Return nothing but the lines from the line with "Enumerate this screenshot's" through the last line of the entries that follow, copied exactly and free of pictures.

※

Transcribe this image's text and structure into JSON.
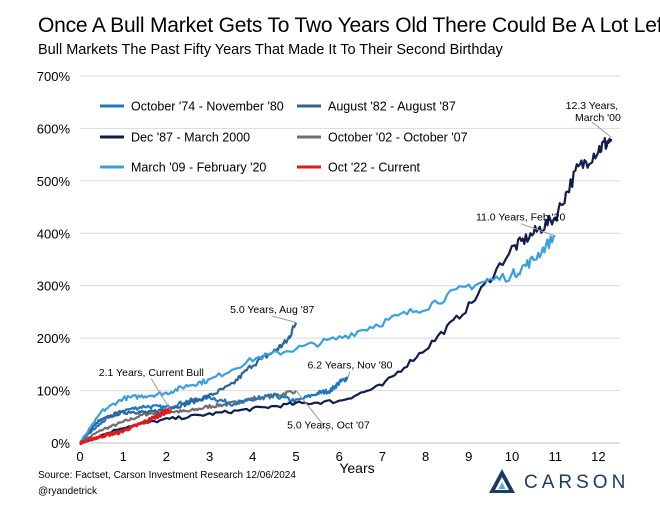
{
  "title": "Once A Bull Market Gets To Two Years Old There Could Be A Lot Left",
  "subtitle": "Bull Markets The Past Fifty Years That Made It To Their Second Birthday",
  "source": "Source: Factset, Carson Investment Research 12/06/2024",
  "handle": "@ryandetrick",
  "brand": {
    "name": "CARSON",
    "logo_icon": "carson-triangle-icon"
  },
  "colors": {
    "s1974": "#1f77c4",
    "s1982": "#2f6596",
    "s1987": "#0f1f4a",
    "s2002": "#6e6e6e",
    "s2009": "#3ba0e0",
    "s2022": "#e11b1b",
    "grid": "#d9d9d9"
  },
  "chart_data": {
    "type": "line",
    "title": "Once A Bull Market Gets To Two Years Old There Could Be A Lot Left",
    "xlabel": "Years",
    "ylabel": "",
    "xlim": [
      0,
      12.5
    ],
    "ylim": [
      0,
      700
    ],
    "x_ticks": [
      0,
      1,
      2,
      3,
      4,
      5,
      6,
      7,
      8,
      9,
      10,
      11,
      12
    ],
    "y_ticks": [
      "0%",
      "100%",
      "200%",
      "300%",
      "400%",
      "500%",
      "600%",
      "700%"
    ],
    "y_tick_values": [
      0,
      100,
      200,
      300,
      400,
      500,
      600,
      700
    ],
    "series": [
      {
        "key": "s1974",
        "name": "October '74 - November '80",
        "x": [
          0,
          0.3,
          0.6,
          1.0,
          1.5,
          2.0,
          2.5,
          3.0,
          3.5,
          4.0,
          4.5,
          5.0,
          5.5,
          5.8,
          6.0,
          6.2
        ],
        "values": [
          0,
          25,
          45,
          62,
          70,
          68,
          80,
          88,
          75,
          82,
          90,
          80,
          95,
          100,
          115,
          125
        ]
      },
      {
        "key": "s1982",
        "name": "August '82 - August '87",
        "x": [
          0,
          0.4,
          0.8,
          1.2,
          1.6,
          2.0,
          2.5,
          3.0,
          3.5,
          4.0,
          4.5,
          4.8,
          5.0
        ],
        "values": [
          0,
          40,
          55,
          60,
          58,
          65,
          75,
          90,
          110,
          150,
          175,
          195,
          230
        ]
      },
      {
        "key": "s1987",
        "name": "Dec '87 - March 2000",
        "x": [
          0,
          1,
          2,
          3,
          4,
          5,
          6,
          7,
          8,
          9,
          10,
          10.5,
          11,
          11.5,
          12,
          12.3
        ],
        "values": [
          0,
          30,
          45,
          55,
          65,
          75,
          80,
          110,
          180,
          260,
          370,
          400,
          430,
          520,
          560,
          580
        ]
      },
      {
        "key": "s2002",
        "name": "October '02 - October '07",
        "x": [
          0,
          0.5,
          1.0,
          1.5,
          2.0,
          2.5,
          3.0,
          3.5,
          4.0,
          4.5,
          5.0
        ],
        "values": [
          0,
          25,
          40,
          55,
          60,
          60,
          70,
          75,
          85,
          90,
          100
        ]
      },
      {
        "key": "s2009",
        "name": "March '09 - February '20",
        "x": [
          0,
          0.5,
          1.0,
          1.5,
          2.0,
          2.5,
          3.0,
          4.0,
          5.0,
          6.0,
          7.0,
          8.0,
          9.0,
          10.0,
          10.5,
          11.0
        ],
        "values": [
          0,
          60,
          85,
          90,
          95,
          110,
          120,
          160,
          180,
          200,
          230,
          260,
          300,
          320,
          350,
          395
        ]
      },
      {
        "key": "s2022",
        "name": "Oct '22 - Current",
        "x": [
          0,
          0.3,
          0.6,
          0.9,
          1.2,
          1.5,
          1.8,
          2.0,
          2.1
        ],
        "values": [
          0,
          8,
          15,
          20,
          30,
          40,
          52,
          60,
          62
        ]
      }
    ],
    "annotations": [
      {
        "text": "12.3 Years,",
        "x": 12.3,
        "y": 583,
        "ax": 11.85,
        "ay": 618,
        "line2": "March '00"
      },
      {
        "text": "11.0 Years, Feb '20",
        "x": 11.0,
        "y": 395,
        "ax": 10.2,
        "ay": 424
      },
      {
        "text": "5.0 Years, Aug '87",
        "x": 5.0,
        "y": 230,
        "ax": 4.45,
        "ay": 248
      },
      {
        "text": "6.2 Years, Nov '80",
        "x": 6.2,
        "y": 125,
        "ax": 6.25,
        "ay": 142
      },
      {
        "text": "2.1 Years, Current Bull",
        "x": 2.1,
        "y": 62,
        "ax": 1.65,
        "ay": 128
      },
      {
        "text": "5.0 Years, Oct '07",
        "x": 5.0,
        "y": 100,
        "ax": 5.75,
        "ay": 28
      }
    ],
    "legend_placement": "top-left"
  }
}
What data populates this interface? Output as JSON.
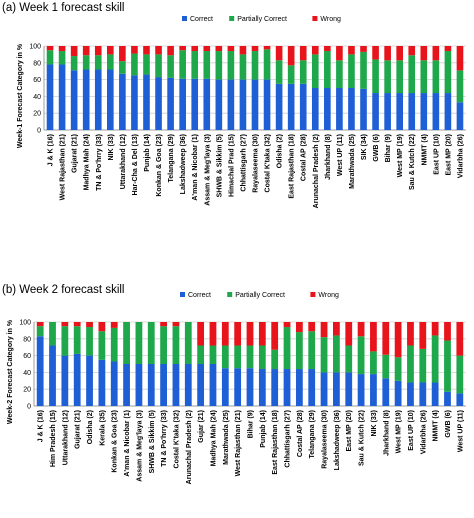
{
  "chart_data": [
    {
      "type": "bar",
      "stacked": true,
      "title": "(a)  Week 1 forecast skill",
      "ylabel": "Week-1 Forecast Category in %",
      "ylim": [
        0,
        100
      ],
      "yticks": [
        "0",
        "20",
        "40",
        "60",
        "80",
        "100"
      ],
      "grid": true,
      "legend_position": "top-right",
      "categories": [
        "J & K (16)",
        "West Rajasthan (21)",
        "Gujarat (21)",
        "Madhya Mah (24)",
        "TN & Po'hrry (33)",
        "NIK (33)",
        "Uttarakhand (12)",
        "Har-Cha & Del (13)",
        "Punjab (14)",
        "Konkan & Goa (23)",
        "Telangana (29)",
        "Lakshadweep (36)",
        "A'man & Nicobar (1)",
        "Assam & Meg'laya (3)",
        "SHWB & Sikkim (5)",
        "Himachal Prad (15)",
        "Chhattisgarh (27)",
        "Rayalaseema (30)",
        "Costal K'taka (32)",
        "Odisha (2)",
        "East Rajasthan (18)",
        "Costal AP (28)",
        "Arunachal Pradesh (2)",
        "Jharkhand (8)",
        "West UP (11)",
        "Marathwada (25)",
        "SIK (34)",
        "GWB (6)",
        "Bihar (9)",
        "West MP (19)",
        "Sau & Kutch (22)",
        "NMMT (4)",
        "East UP (10)",
        "East MP (20)",
        "Vidarbha (26)"
      ],
      "series": [
        {
          "name": "Correct",
          "color": "#1f5fd6",
          "values": [
            78,
            78,
            71,
            72,
            72,
            72,
            67,
            65,
            66,
            63,
            62,
            61,
            61,
            61,
            60,
            60,
            60,
            60,
            60,
            55,
            55,
            55,
            50,
            50,
            50,
            50,
            49,
            44,
            44,
            44,
            44,
            44,
            44,
            44,
            33
          ]
        },
        {
          "name": "Partially Correct",
          "color": "#1fa84b",
          "values": [
            17,
            16,
            17,
            17,
            17,
            18,
            15,
            26,
            24,
            27,
            27,
            34,
            33,
            33,
            34,
            34,
            30,
            34,
            36,
            28,
            22,
            28,
            40,
            44,
            33,
            40,
            44,
            40,
            39,
            39,
            45,
            39,
            39,
            50,
            38
          ]
        },
        {
          "name": "Wrong",
          "color": "#e8141c",
          "values": [
            5,
            6,
            12,
            11,
            11,
            10,
            18,
            9,
            10,
            10,
            11,
            5,
            6,
            6,
            6,
            6,
            10,
            6,
            4,
            17,
            23,
            17,
            10,
            6,
            17,
            10,
            7,
            16,
            17,
            17,
            11,
            17,
            17,
            6,
            29
          ]
        }
      ]
    },
    {
      "type": "bar",
      "stacked": true,
      "title": "(b)  Week 2 forecast skill",
      "ylabel": "Week-2 Forecast Category in %",
      "ylim": [
        0,
        100
      ],
      "yticks": [
        "0",
        "20",
        "40",
        "60",
        "80",
        "100"
      ],
      "grid": true,
      "legend_position": "top-center",
      "categories": [
        "J & K (16)",
        "Him Pradesh (15)",
        "Uttarakhand (12)",
        "Gujarat (21)",
        "Odisha (2)",
        "Kerala (35)",
        "Konkan & Goa (23)",
        "A'man & Nicobar (1)",
        "Assam & Meg'laya (3)",
        "SHWB & Sikkim (5)",
        "TN & Po'hrry (33)",
        "Costal K'taka (32)",
        "Arunachal Pradesh (2)",
        "Gujar (21)",
        "Madhya Mah (24)",
        "Marathwada (25)",
        "West Rajasthan (21)",
        "Bihar (9)",
        "Punjab (14)",
        "East Rajasthan (18)",
        "Chhattisgarh (27)",
        "Costal AP (28)",
        "Telangana (29)",
        "Rayalaseema (30)",
        "Lakshadweep (36)",
        "East MP (20)",
        "Sau & Kutch (22)",
        "NIK (33)",
        "Jharkhand (8)",
        "West MP (19)",
        "East UP (10)",
        "Vidarbha (26)",
        "NMMT (4)",
        "GWB (6)",
        "West UP (11)"
      ],
      "series": [
        {
          "name": "Correct",
          "color": "#1f5fd6",
          "values": [
            83,
            72,
            60,
            62,
            60,
            55,
            53,
            50,
            50,
            50,
            50,
            50,
            50,
            50,
            50,
            45,
            45,
            45,
            44,
            44,
            44,
            44,
            44,
            40,
            40,
            40,
            38,
            38,
            33,
            30,
            28,
            28,
            28,
            17,
            15
          ]
        },
        {
          "name": "Partially Correct",
          "color": "#1fa84b",
          "values": [
            12,
            28,
            35,
            33,
            34,
            34,
            40,
            50,
            50,
            50,
            45,
            45,
            50,
            22,
            22,
            27,
            27,
            27,
            28,
            23,
            50,
            44,
            45,
            42,
            44,
            32,
            45,
            27,
            28,
            28,
            44,
            40,
            56,
            61,
            45
          ]
        },
        {
          "name": "Wrong",
          "color": "#e8141c",
          "values": [
            5,
            0,
            5,
            5,
            6,
            11,
            7,
            0,
            0,
            0,
            5,
            5,
            0,
            28,
            28,
            28,
            28,
            28,
            28,
            33,
            6,
            12,
            11,
            18,
            16,
            28,
            17,
            35,
            39,
            42,
            28,
            32,
            16,
            22,
            40
          ]
        }
      ]
    }
  ]
}
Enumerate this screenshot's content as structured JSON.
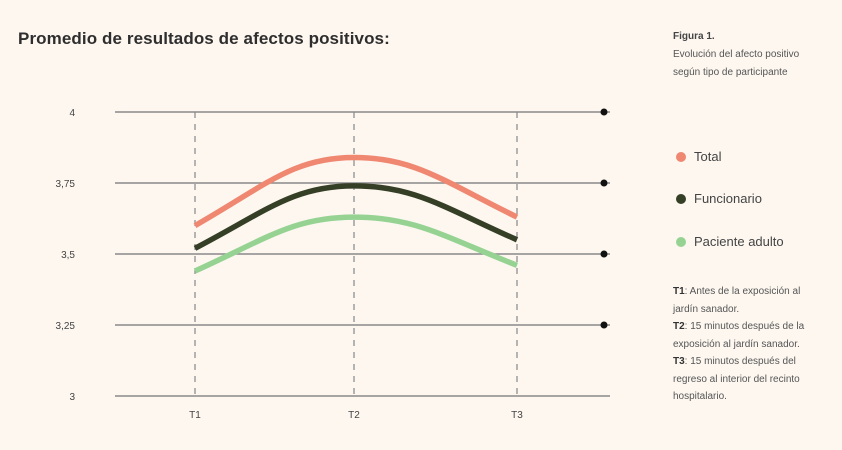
{
  "chart_data": {
    "type": "line",
    "title": "Promedio de resultados de afectos positivos:",
    "x": [
      "T1",
      "T2",
      "T3"
    ],
    "yticks": [
      "3",
      "3,25",
      "3,5",
      "3,75",
      "4"
    ],
    "ytick_values": [
      3,
      3.25,
      3.5,
      3.75,
      4
    ],
    "ylim": [
      3,
      4
    ],
    "grid": true,
    "series": [
      {
        "name": "Total",
        "color": "#ef8771",
        "values": [
          3.6,
          3.84,
          3.63
        ]
      },
      {
        "name": "Funcionario",
        "color": "#353f26",
        "values": [
          3.52,
          3.74,
          3.55
        ]
      },
      {
        "name": "Paciente adulto",
        "color": "#96d393",
        "values": [
          3.44,
          3.63,
          3.46
        ]
      }
    ],
    "legend_placement": "right"
  },
  "figure": {
    "label": "Figura 1.",
    "caption": "Evolución del afecto positivo según tipo de participante"
  },
  "notes": [
    {
      "key": "T1",
      "text": ": Antes de la exposición al jardín sanador."
    },
    {
      "key": "T2",
      "text": ": 15 minutos después de la exposición al jardín sanador."
    },
    {
      "key": "T3",
      "text": ": 15 minutos después del regreso al interior del recinto hospitalario."
    }
  ]
}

※

▶ _WRITTEN ANSWER_
Enumerate this screenshot's content as structured JSON.
{
  "chart_data": {
    "type": "line",
    "title": "Promedio de resultados de afectos positivos:",
    "x": [
      "T1",
      "T2",
      "T3"
    ],
    "yticks": [
      "3",
      "3,25",
      "3,5",
      "3,75",
      "4"
    ],
    "ytick_values": [
      3,
      3.25,
      3.5,
      3.75,
      4
    ],
    "ylim": [
      3,
      4
    ],
    "grid": true,
    "series": [
      {
        "name": "Total",
        "color": "#ef8771",
        "values": [
          3.6,
          3.84,
          3.63
        ]
      },
      {
        "name": "Funcionario",
        "color": "#353f26",
        "values": [
          3.52,
          3.74,
          3.55
        ]
      },
      {
        "name": "Paciente adulto",
        "color": "#96d393",
        "values": [
          3.44,
          3.63,
          3.46
        ]
      }
    ],
    "legend_placement": "right"
  },
  "figure": {
    "label": "Figura 1.",
    "caption": "Evolución del afecto positivo según tipo de participante"
  },
  "notes": [
    {
      "key": "T1",
      "text": ": Antes de la exposición al jardín sanador."
    },
    {
      "key": "T2",
      "text": ": 15 minutos después de la exposición al jardín sanador."
    },
    {
      "key": "T3",
      "text": ": 15 minutos después del regreso al interior del recinto hospitalario."
    }
  ]
}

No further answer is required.